| Task description |
Look through the material below for "YOUR". Copy every line that contains it.

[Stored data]
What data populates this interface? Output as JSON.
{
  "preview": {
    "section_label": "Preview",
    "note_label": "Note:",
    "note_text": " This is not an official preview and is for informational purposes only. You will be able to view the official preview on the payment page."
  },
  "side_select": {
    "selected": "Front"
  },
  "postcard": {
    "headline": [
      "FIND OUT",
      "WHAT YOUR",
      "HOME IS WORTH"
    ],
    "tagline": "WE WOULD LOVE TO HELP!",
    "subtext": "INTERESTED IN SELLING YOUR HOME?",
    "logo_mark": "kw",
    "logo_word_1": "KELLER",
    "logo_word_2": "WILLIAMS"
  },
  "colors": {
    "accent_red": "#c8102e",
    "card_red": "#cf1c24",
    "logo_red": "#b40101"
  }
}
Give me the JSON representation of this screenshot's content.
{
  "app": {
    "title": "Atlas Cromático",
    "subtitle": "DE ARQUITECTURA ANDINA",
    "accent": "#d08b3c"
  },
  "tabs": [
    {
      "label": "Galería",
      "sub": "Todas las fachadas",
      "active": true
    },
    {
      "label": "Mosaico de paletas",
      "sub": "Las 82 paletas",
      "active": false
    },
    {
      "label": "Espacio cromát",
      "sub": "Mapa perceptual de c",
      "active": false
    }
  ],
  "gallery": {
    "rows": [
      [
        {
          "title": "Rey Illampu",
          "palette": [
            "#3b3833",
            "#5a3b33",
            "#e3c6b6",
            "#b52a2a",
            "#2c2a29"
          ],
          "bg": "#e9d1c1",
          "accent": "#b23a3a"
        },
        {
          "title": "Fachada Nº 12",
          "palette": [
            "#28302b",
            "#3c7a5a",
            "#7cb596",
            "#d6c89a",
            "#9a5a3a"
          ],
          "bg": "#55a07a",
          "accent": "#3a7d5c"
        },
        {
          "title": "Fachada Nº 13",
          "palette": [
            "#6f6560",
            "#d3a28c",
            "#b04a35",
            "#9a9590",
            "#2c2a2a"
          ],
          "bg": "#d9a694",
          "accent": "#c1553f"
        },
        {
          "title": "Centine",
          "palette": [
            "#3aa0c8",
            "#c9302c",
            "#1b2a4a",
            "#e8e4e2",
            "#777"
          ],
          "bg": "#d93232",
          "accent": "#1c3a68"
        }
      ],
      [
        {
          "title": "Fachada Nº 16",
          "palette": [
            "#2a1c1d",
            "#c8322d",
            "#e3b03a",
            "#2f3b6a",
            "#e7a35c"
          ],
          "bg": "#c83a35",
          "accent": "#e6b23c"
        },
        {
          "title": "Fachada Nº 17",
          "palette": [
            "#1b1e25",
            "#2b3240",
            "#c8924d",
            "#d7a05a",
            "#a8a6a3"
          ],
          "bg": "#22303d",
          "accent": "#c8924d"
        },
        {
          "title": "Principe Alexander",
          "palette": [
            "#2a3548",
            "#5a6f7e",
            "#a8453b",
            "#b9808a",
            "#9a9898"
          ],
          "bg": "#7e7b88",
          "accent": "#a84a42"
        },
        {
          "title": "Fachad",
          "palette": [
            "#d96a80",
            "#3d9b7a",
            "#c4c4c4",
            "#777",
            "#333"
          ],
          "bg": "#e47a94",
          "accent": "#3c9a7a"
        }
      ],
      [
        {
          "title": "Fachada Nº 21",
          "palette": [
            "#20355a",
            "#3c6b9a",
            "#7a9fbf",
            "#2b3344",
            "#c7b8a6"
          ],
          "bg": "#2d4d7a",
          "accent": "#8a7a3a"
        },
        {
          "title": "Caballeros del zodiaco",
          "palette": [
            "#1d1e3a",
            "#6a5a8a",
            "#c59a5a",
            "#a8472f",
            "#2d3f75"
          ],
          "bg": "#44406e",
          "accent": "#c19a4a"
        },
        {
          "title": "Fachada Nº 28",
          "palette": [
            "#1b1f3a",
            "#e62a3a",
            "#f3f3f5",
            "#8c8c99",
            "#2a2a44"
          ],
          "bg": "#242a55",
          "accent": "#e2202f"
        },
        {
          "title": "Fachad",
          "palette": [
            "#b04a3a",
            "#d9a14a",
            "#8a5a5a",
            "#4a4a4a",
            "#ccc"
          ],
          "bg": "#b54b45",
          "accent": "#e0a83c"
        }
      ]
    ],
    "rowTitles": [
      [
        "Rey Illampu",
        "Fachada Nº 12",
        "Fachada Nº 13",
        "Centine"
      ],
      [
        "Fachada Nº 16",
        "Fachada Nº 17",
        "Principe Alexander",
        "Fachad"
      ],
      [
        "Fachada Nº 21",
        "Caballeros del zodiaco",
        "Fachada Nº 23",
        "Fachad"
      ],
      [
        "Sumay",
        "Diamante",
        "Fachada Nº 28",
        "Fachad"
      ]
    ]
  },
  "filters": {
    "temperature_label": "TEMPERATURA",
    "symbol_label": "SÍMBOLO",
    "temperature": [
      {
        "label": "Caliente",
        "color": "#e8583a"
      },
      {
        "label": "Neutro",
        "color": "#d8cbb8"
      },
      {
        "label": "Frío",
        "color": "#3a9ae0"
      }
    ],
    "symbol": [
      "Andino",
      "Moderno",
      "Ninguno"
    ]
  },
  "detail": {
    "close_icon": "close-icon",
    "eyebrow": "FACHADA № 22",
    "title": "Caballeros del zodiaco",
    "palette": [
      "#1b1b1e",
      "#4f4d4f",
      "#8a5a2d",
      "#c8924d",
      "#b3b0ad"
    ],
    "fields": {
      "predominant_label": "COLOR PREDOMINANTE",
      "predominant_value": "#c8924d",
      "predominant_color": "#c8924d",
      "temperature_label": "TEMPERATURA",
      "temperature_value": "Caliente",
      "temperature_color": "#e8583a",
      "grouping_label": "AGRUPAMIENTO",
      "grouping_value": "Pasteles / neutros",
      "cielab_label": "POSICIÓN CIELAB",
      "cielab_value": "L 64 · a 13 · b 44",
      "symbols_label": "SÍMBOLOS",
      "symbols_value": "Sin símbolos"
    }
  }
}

| Reply |
      "WHAT YOUR",
    "subtext": "INTERESTED IN SELLING YOUR HOME?",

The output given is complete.